::: Texto seleccionado :::

En el Instituto se filmaron varias películas. Alguna de aquellas de destape, que hacían que los estudiantes corrieron hacia las ventanas para mirar a las actrices sin camiseta y con el trasero al aire. Las protagonizaba Alfredo Landa –¿quién si no?–, y una de ellas se titulaba Solo ante el 'Streaking'. Y allí estábamos arremolinados, mirando por los tragaluces a pesar de las voces perentorias que ignorábamos de los docentes exigiendo orden.
Reconocimiento médico
En una ocasión, aunque Felipe González todavía no había creado la Seguridad Social, como dicen y creen errados hoy los memos, memas y memes, fuimos convocados para someternos a una revisión médica formando largas colas delante de una puerta cerrada. Cuando salíamos de allí, donde sencillamente nos miraban si teníamos hernias, nos sujetábamos fuertemente el estómago con las dos manos.
Les explicábamos a los aterrorizados compañeros que iban a entrar que te clavaban una aguja larga y gorda en el estómago para extraerte los líquidos digestivos y analizarlos. Y que era muy doloroso. Y no es que fuéramos malas personas, al menos no todos ni la mayor parte del tiempo, es que éramos adolescentes y nos salían las ganas de vivir y las hormonas por las orejas. A ese particular una de las verjas de buen hierro del Instituto nos separaba de la Escuela de Magisterio, donde las jóvenes mayores que nosotros tonteaban con los estudiantes varones, que éramos todos, pues entonces el instituto no era mixto y la presencia femenina era docente o auxiliar.
Como eran tiempos efervescentes y nosotros estábamos en ellos, dentro del Instituto se multiplicaban los grupos políticos: la Plataforma Democrática, la Junta Democrática, que luego se unieron y fueron conocidos como la Plata Junta; los maoístas de la Joven Guardia Roja, del Partido del Trabajo de España, capitaneados por la bella Pina López Gay, que acabó primero en el PSOE y luego en el cementerio. De troskystas de la Liga Comunista Revolucionaria andábamos algo escasos y de la Legión de María, sobrados, dado que uno de sus carismáticos líderes aparecía allí todo el año en mangas de camisa, aunque cayeran chuzos de punta y los osos polares se comieran a los pingüinos. También la fauna de los profesores, catedráticos de instituto en su mayoría, era peculiar. La profesora de Química era conocida como la fosforosa y la de Historia, inspiradora profesional, Trinidad Ortuzar, a la que presionábamos para que nos dijera si era monárquica o republicana y acabó contestándonos que «republicana pero de Platón».

::: Conjunto de datos :::

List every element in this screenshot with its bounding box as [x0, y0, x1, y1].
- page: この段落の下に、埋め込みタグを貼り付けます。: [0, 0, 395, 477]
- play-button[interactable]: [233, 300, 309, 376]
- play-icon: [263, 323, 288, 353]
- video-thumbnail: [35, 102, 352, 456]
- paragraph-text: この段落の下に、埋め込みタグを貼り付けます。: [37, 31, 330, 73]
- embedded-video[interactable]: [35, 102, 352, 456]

:::

Reanuda el texto sobre el Instituto justo después de su última oración. Las filas no tienen relación con el texto sobre el Instituto.

**Respuesta del ejercicio**
En clase de religión teníamos dos curas, uno era un encanto y otro quizás lo fuese, pero no lo pudimos comprobar sin testigos ni pruebas. La titular de Matemáticas, a las somnolientas tres de la tarde, despertaba más nuestro interés por su falda volandera y exigua que por su parlamento.
Como eran tiempos revueltos en una ocasión los grises de la Policía Armada llegaron a la cafetería, donde se encontraron con un estudiante en la barra al que exigieron perentorios: ¡disuélvase! Creo que entonces el chaval recordó a la fosforosa con morriña y la fórmula del ácido sulfúrico para poder disolverse él solo como le exigían.
Yo salté la valla que nos separaba de Magisterio y me quedé enganchado de una de esas barras con gran alegría y divertimento de un policía y su porra, hasta que pude desgarrar mi trenca liberándome y tomar las de Villa Diego.
He vuelto al Instituto y he visto los fantasmas de un pasado añorado y explicado en los versos de Rubén Darío. Los espectros se difuminan al cruzarse con chicos y chicas en un instituto que proclama en su frontispicio la enseñanza del idioma hegemónico del imperio que es.